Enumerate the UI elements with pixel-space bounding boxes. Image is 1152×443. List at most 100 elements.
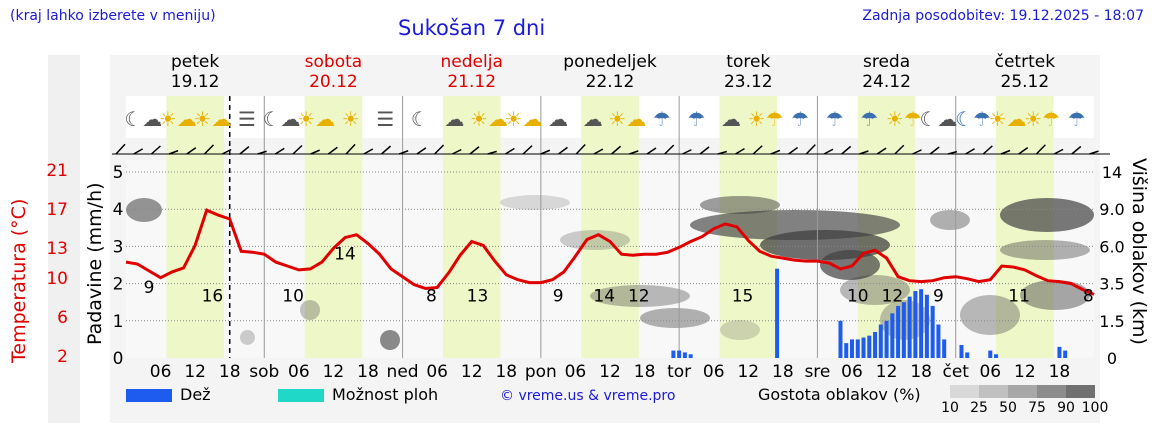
x-tick-label: 18 (910, 362, 932, 382)
cloud-rain-icon: ☂ (860, 107, 878, 131)
temperature-line (125, 208, 1095, 296)
x-tick-label: 06 (703, 362, 725, 382)
wind-barb (699, 146, 710, 155)
wind-barb (717, 150, 728, 155)
x-tick-label: 06 (150, 362, 172, 382)
wind-barb (682, 149, 692, 155)
x-tick-label: 12 (323, 362, 345, 382)
temp-tick: 2 (57, 347, 68, 367)
wind-barb (611, 145, 622, 155)
cloud-icon: ☁ (583, 107, 603, 131)
precip-tick: 4 (113, 200, 124, 220)
rain-bar (688, 354, 693, 358)
subtitle[interactable]: (kraj lahko izberete v meniju) (10, 8, 216, 24)
x-tick-label: 06 (979, 362, 1001, 382)
sun-cloud-icon: ☀☁ (297, 107, 335, 131)
moon-cloud-rain-icon: ☾☂ (955, 107, 991, 131)
density-swatch (1066, 385, 1095, 398)
wind-barb (1000, 149, 1011, 155)
rain-bar (878, 324, 883, 358)
day-date: 19.12 (170, 72, 220, 92)
day-date: 21.12 (447, 72, 497, 92)
daytime-band (166, 96, 224, 358)
rain-bar (861, 337, 866, 358)
temp-label: 10 (282, 287, 304, 307)
wind-barb (1035, 144, 1046, 155)
moon-cloud-icon: ☾☁ (263, 107, 301, 131)
x-tick-label: ned (387, 362, 419, 382)
temp-label: 15 (732, 287, 754, 307)
wind-barb (239, 146, 250, 155)
x-tick-label: 12 (599, 362, 621, 382)
day-header: sreda 24.12 (827, 52, 947, 92)
temp-label: 9 (933, 287, 944, 307)
day-header: četrtek 25.12 (965, 52, 1085, 92)
x-tick-label: 18 (495, 362, 517, 382)
wind-barb (203, 144, 215, 155)
wind-barb (664, 144, 675, 155)
rain-bar (867, 335, 872, 358)
precip-tick: 1 (113, 312, 124, 332)
precip-tick: 3 (113, 237, 124, 257)
rain-bar (855, 339, 860, 358)
sun-cloud-rain-icon: ☀☂ (1024, 107, 1060, 131)
cloud-cover (930, 210, 970, 230)
temp-label: 13 (467, 287, 489, 307)
wind-barb (221, 148, 232, 155)
rain-bar (873, 331, 878, 358)
rain-bar (671, 350, 676, 358)
rain-bar (896, 305, 901, 358)
day-header: sobota 20.12 (273, 52, 393, 92)
temp-label: 10 (847, 287, 869, 307)
wind-barb (876, 147, 887, 155)
cloud-cover (1000, 198, 1094, 232)
cloud-rain-icon: ☂ (826, 107, 844, 131)
cloud-cover (300, 300, 320, 320)
x-tick-label: tor (667, 362, 691, 382)
wind-barb (929, 146, 940, 155)
rain-bar (1063, 350, 1068, 358)
cloud-cover (1000, 240, 1090, 260)
wind-barb (805, 144, 816, 155)
rain-bar (919, 289, 924, 358)
cloud-cover (840, 275, 910, 305)
rain-bar (677, 350, 682, 358)
day-date: 23.12 (723, 72, 773, 92)
cloud-rain-icon: ☂ (653, 107, 671, 131)
x-tick-label: 06 (841, 362, 863, 382)
rain-bar (994, 354, 999, 358)
sun-cloud-icon: ☀☁ (989, 107, 1027, 131)
rain-bar (965, 352, 970, 358)
wind-barb (965, 148, 975, 155)
x-tick-label: 12 (184, 362, 206, 382)
wind-barb (150, 145, 161, 155)
day-header: petek 19.12 (135, 52, 255, 92)
fog-icon: ☰ (238, 107, 256, 131)
wind-barb (416, 147, 427, 155)
rain-legend-label: Dež (180, 385, 211, 404)
cloud-cover (240, 330, 255, 345)
cloud-height-tick: 1.5 (1099, 312, 1124, 331)
cloud-rain-icon: ☂ (791, 107, 809, 131)
temp-tick: 10 (46, 268, 68, 289)
sun-cloud-icon: ☀☁ (193, 107, 231, 131)
moon-cloud-icon: ☾☁ (919, 107, 957, 131)
x-tick-label: 18 (1049, 362, 1071, 382)
rain-legend-swatch (126, 389, 172, 402)
density-tick: 25 (970, 400, 988, 416)
wind-barb (646, 147, 657, 155)
wind-barb (788, 146, 799, 155)
day-date: 20.12 (309, 72, 358, 92)
daytime-band (581, 96, 639, 358)
cloud-height-tick: 0 (1107, 349, 1117, 368)
rain-bar (942, 339, 947, 358)
x-tick-label: 18 (357, 362, 379, 382)
sun-cloud-icon: ☀☁ (505, 107, 543, 131)
density-swatch (1008, 385, 1037, 398)
wind-barb (186, 147, 197, 155)
cloud-cover (960, 295, 1020, 335)
temp-label: 8 (426, 287, 437, 307)
credit-link[interactable]: © vreme.us & vreme.pro (500, 388, 676, 404)
cloud-icon: ☁ (721, 107, 741, 131)
day-name: sobota (304, 52, 363, 72)
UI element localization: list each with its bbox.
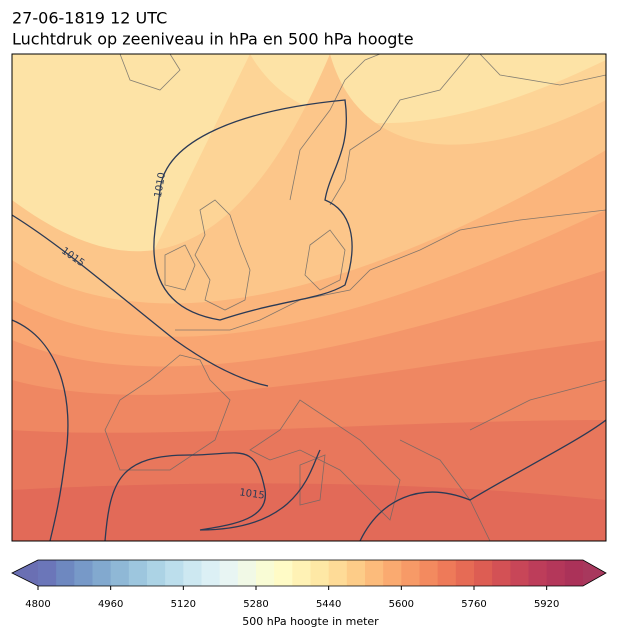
colorbar-swatch	[492, 560, 511, 586]
colorbar-tick-label: 5280	[243, 599, 268, 610]
isobar	[153, 99, 353, 321]
date-title: 27-06-1819 12 UTC	[12, 9, 167, 28]
colorbar-swatch	[401, 560, 420, 586]
colorbar-swatch	[219, 560, 239, 586]
colorbar-swatch	[437, 560, 457, 586]
colorbar-swatch	[183, 560, 202, 586]
colorbar-swatch	[274, 560, 293, 586]
colorbar-label: 500 hPa hoogte in meter	[242, 615, 379, 628]
colorbar-swatch	[528, 560, 548, 586]
isobar	[12, 319, 69, 541]
colorbar-swatch	[292, 560, 311, 586]
colorbar-swatch	[128, 560, 148, 586]
colorbar-swatch	[201, 560, 221, 586]
colorbar-outline	[11, 559, 607, 587]
colorbar-swatch	[564, 560, 584, 586]
colorbar-tick-label: 5600	[389, 599, 414, 610]
colorbar-swatch	[110, 560, 130, 586]
colorbar-tick-label: 5120	[171, 599, 196, 610]
isobar	[104, 419, 606, 541]
colorbar-tick-label: 4800	[25, 599, 50, 610]
isobar-label: 1015	[239, 487, 266, 501]
colorbar-swatch	[455, 560, 475, 586]
colorbar-tick-label: 4960	[98, 599, 123, 610]
colorbar-swatch	[38, 560, 57, 586]
colorbar-swatch	[165, 560, 184, 586]
isobar-label: 1010	[153, 172, 168, 199]
colorbar-tick-label: 5440	[316, 599, 341, 610]
colorbar-swatch	[147, 560, 166, 586]
colorbar-swatch	[510, 560, 529, 586]
map-frame	[11, 53, 607, 542]
colorbar-swatch	[256, 560, 275, 586]
colorbar-swatch	[474, 560, 493, 586]
colorbar-tick-label: 5920	[534, 599, 559, 610]
colorbar-swatch	[74, 560, 93, 586]
colorbar-swatch	[365, 560, 384, 586]
colorbar-under	[12, 560, 38, 586]
colorbar-swatch	[237, 560, 257, 586]
colorbar-swatch	[92, 560, 112, 586]
colorbar-swatch	[310, 560, 330, 586]
map-title: Luchtdruk op zeeniveau in hPa en 500 hPa…	[12, 30, 414, 49]
colorbar-tick-label: 5760	[461, 599, 486, 610]
isobar	[12, 214, 269, 387]
colorbar-swatch	[419, 560, 439, 586]
colorbar-swatch	[328, 560, 348, 586]
colorbar-swatch	[346, 560, 366, 586]
colorbar-swatch	[546, 560, 566, 586]
colorbar-swatch	[56, 560, 75, 586]
colorbar: 4800 4960 5120 5280 5440 5600 5760 5920 500 hPa …	[11, 559, 607, 628]
colorbar-over	[583, 560, 606, 586]
colorbar-swatch	[383, 560, 402, 586]
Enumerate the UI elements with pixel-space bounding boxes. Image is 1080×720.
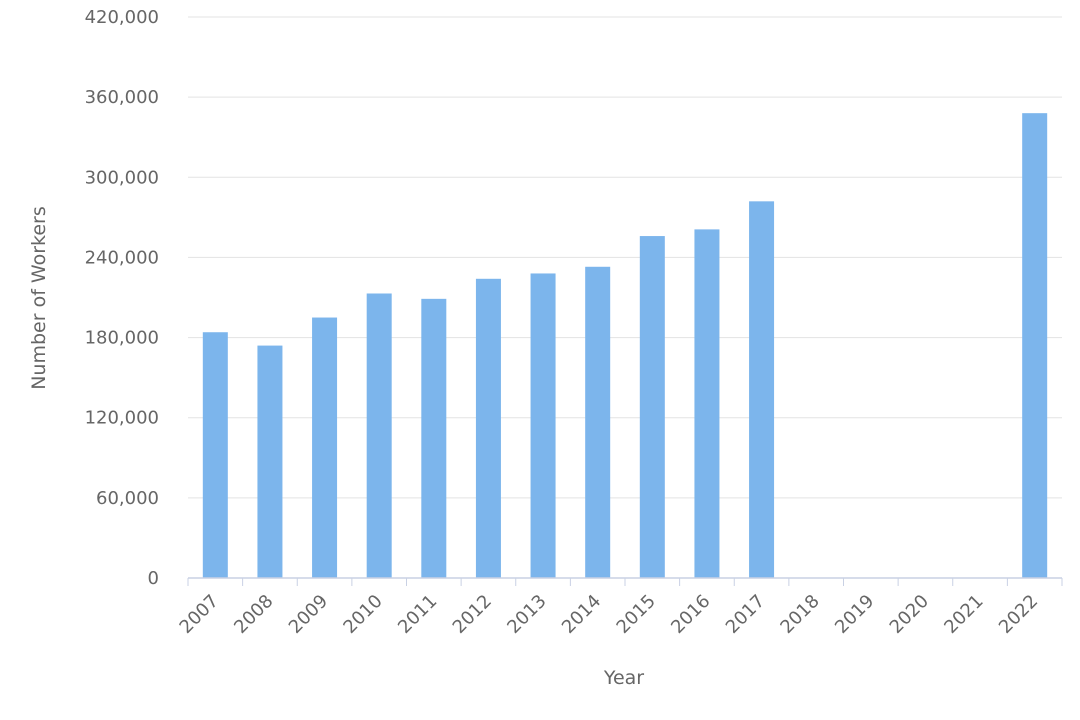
x-axis-tick-labels: 2007 2008 2009 2010 2011 2012 2013 2014 2015 2016… — [176, 591, 1043, 638]
bar-2009 — [312, 317, 338, 578]
y-tick-label: 360,000 — [85, 87, 159, 108]
y-axis-tick-labels: 0 60,000 120,000 180,000 240,000 300,000 360,0… — [85, 7, 159, 589]
x-tick-label: 2014 — [558, 591, 605, 638]
bar-2011 — [421, 298, 447, 578]
x-tick-label: 2012 — [449, 591, 496, 638]
y-tick-label: 60,000 — [96, 488, 159, 509]
bar-2012 — [475, 278, 501, 578]
bar-2017 — [749, 201, 775, 579]
bar-2008 — [257, 345, 283, 578]
x-tick-label: 2020 — [886, 591, 933, 638]
bar-2014 — [585, 266, 611, 578]
bar-2016 — [694, 229, 720, 578]
x-tick-label: 2011 — [394, 591, 441, 638]
bar-2015 — [639, 236, 665, 579]
bar-2013 — [530, 273, 556, 578]
bar-2022 — [1022, 113, 1048, 579]
x-tick-label: 2010 — [339, 591, 386, 638]
y-tick-label: 240,000 — [85, 247, 159, 268]
x-tick-label: 2019 — [831, 591, 878, 638]
y-tick-label: 180,000 — [85, 328, 159, 349]
y-tick-label: 300,000 — [85, 167, 159, 188]
x-axis-title: Year — [603, 667, 644, 689]
y-tick-label: 120,000 — [85, 408, 159, 429]
x-tick-label: 2009 — [285, 591, 332, 638]
x-tick-label: 2018 — [776, 591, 823, 638]
x-tick-label: 2015 — [613, 591, 660, 638]
x-tick-label: 2008 — [230, 591, 277, 638]
y-tick-label: 420,000 — [85, 7, 159, 28]
bar-2010 — [366, 293, 392, 578]
bars — [202, 113, 1048, 579]
x-tick-label: 2022 — [995, 591, 1042, 638]
x-tick-label: 2021 — [940, 591, 987, 638]
x-tick-label: 2016 — [667, 591, 714, 638]
x-tick-label: 2007 — [176, 591, 223, 638]
x-tick-label: 2017 — [722, 591, 769, 638]
bar-2007 — [202, 332, 228, 578]
x-tick-label: 2013 — [503, 591, 550, 638]
y-tick-label: 0 — [148, 568, 159, 589]
y-axis-title: Number of Workers — [28, 206, 50, 390]
x-axis-ticks — [187, 578, 1063, 586]
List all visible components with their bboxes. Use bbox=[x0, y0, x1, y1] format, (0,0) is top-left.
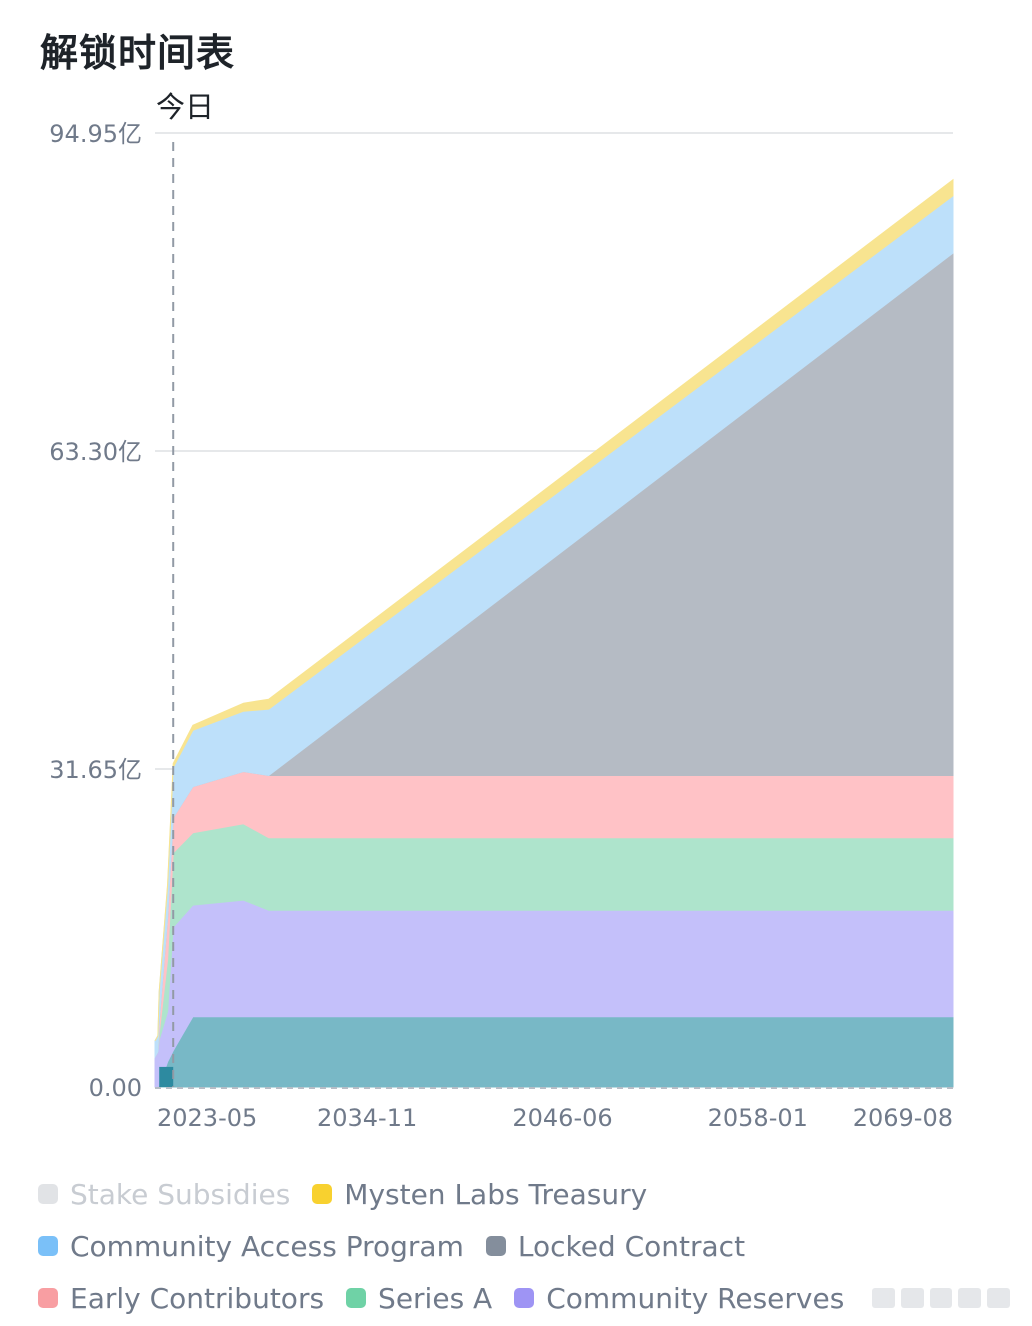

——

Requirements » How many lines in the records contain the string "precip"? Reply with the number alone.

Exercise solution » 3